--- BEGIN Excerpted data ---

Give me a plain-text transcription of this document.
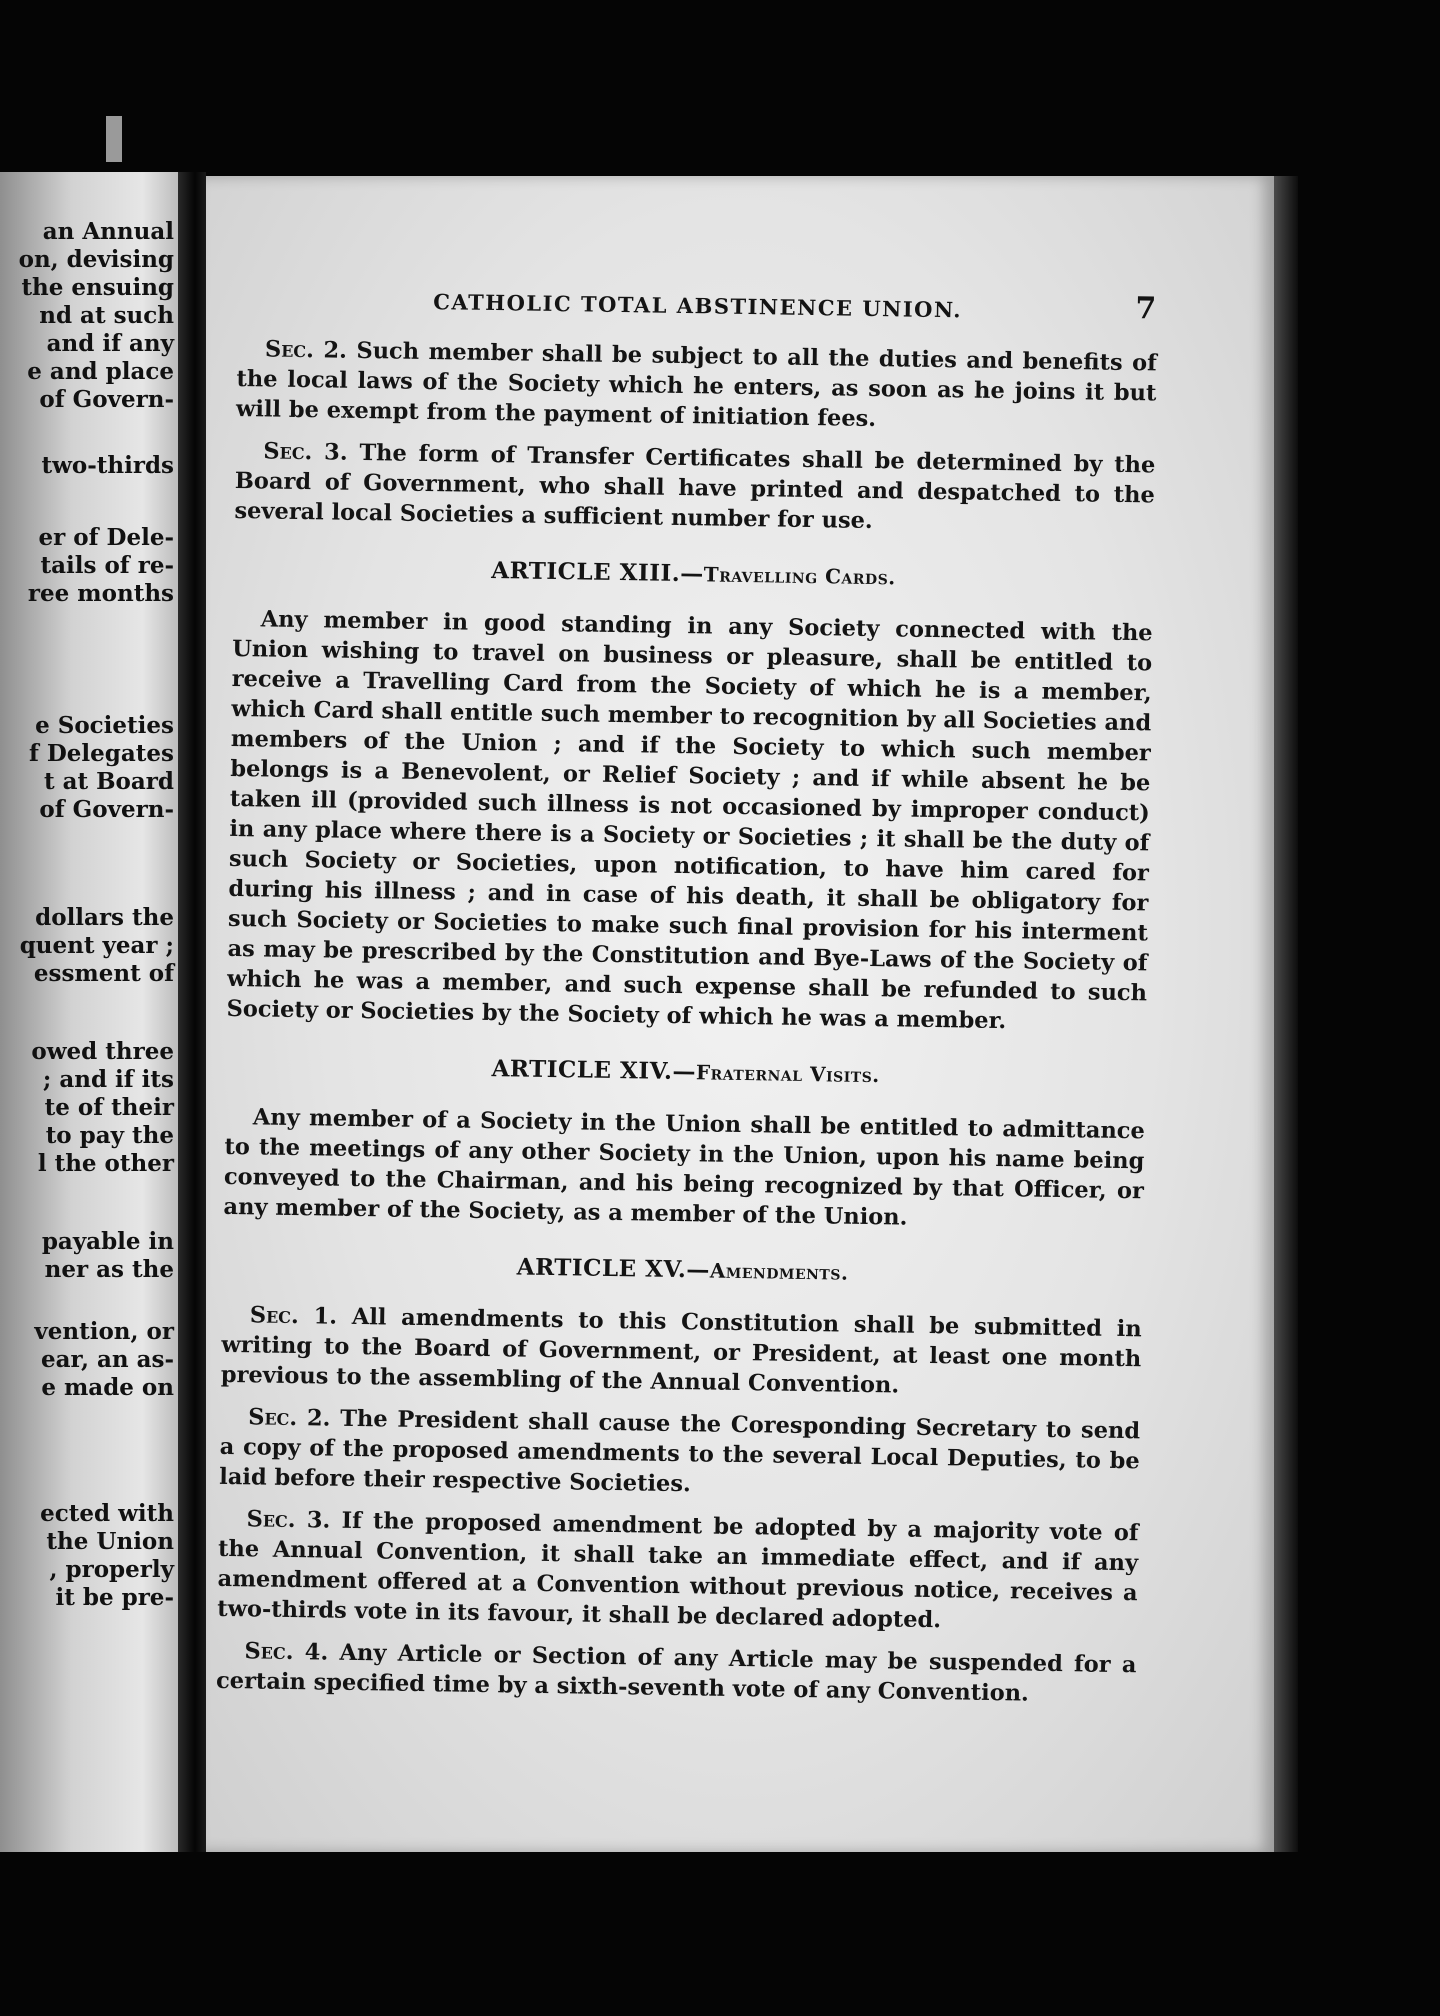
an Annual
on, devising
the ensuing
nd at such
and if any
e and place
of Govern-
two-thirds
er of Dele-
tails of re-
ree months
e Societies
f Delegates
t at Board
of Govern-
dollars the
quent year ;
essment of
owed three
; and if its
te of their
to pay the
l the other
payable in
ner as the
vention, or
ear, an as-
e made on
ected with
the Union
, properly
it be pre-
CATHOLIC TOTAL ABSTINENCE UNION.	7

Sec. 2. Such member shall be subject to all the duties and benefits of the local laws of the Society which he enters, as soon as he joins it but will be exempt from the payment of initiation fees.

Sec. 3. The form of Transfer Certificates shall be determined by the Board of Government, who shall have printed and despatched to the several local Societies a sufficient number for use.

ARTICLE XIII.—Travelling Cards.

Any member in good standing in any Society connected with the Union wishing to travel on business or pleasure, shall be entitled to receive a Travelling Card from the Society of which he is a member, which Card shall entitle such member to recognition by all Societies and members of the Union ; and if the Society to which such member belongs is a Benevolent, or Relief Society ; and if while absent he be taken ill (provided such illness is not occasioned by improper conduct) in any place where there is a Society or Societies ; it shall be the duty of such Society or Societies, upon notification, to have him cared for during his illness ; and in case of his death, it shall be obligatory for such Society or Societies to make such final provision for his interment as may be prescribed by the Constitution and Bye-Laws of the Society of which he was a member, and such expense shall be refunded to such Society or Societies by the Society of which he was a member.

ARTICLE XIV.—Fraternal Visits.

Any member of a Society in the Union shall be entitled to admittance to the meetings of any other Society in the Union, upon his name being conveyed to the Chairman, and his being recognized by that Officer, or any member of the Society, as a member of the Union.

ARTICLE XV.—Amendments.

Sec. 1. All amendments to this Constitution shall be submitted in writing to the Board of Government, or President, at least one month previous to the assembling of the Annual Convention.

Sec. 2. The President shall cause the Coresponding Secretary to send a copy of the proposed amendments to the several Local Deputies, to be laid before their respective Societies.

Sec. 3. If the proposed amendment be adopted by a majority vote of the Annual Convention, it shall take an immediate effect, and if any amendment offered at a Convention without previous notice, receives a two-thirds vote in its favour, it shall be declared adopted.

Sec. 4. Any Article or Section of any Article may be suspended for a certain specified time by a sixth-seventh vote of any Convention.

--- END Excerpted data ---

Short task:
Go over the records above and tally the lines with the word "their" in them. Give the number alone.

Complete output:
2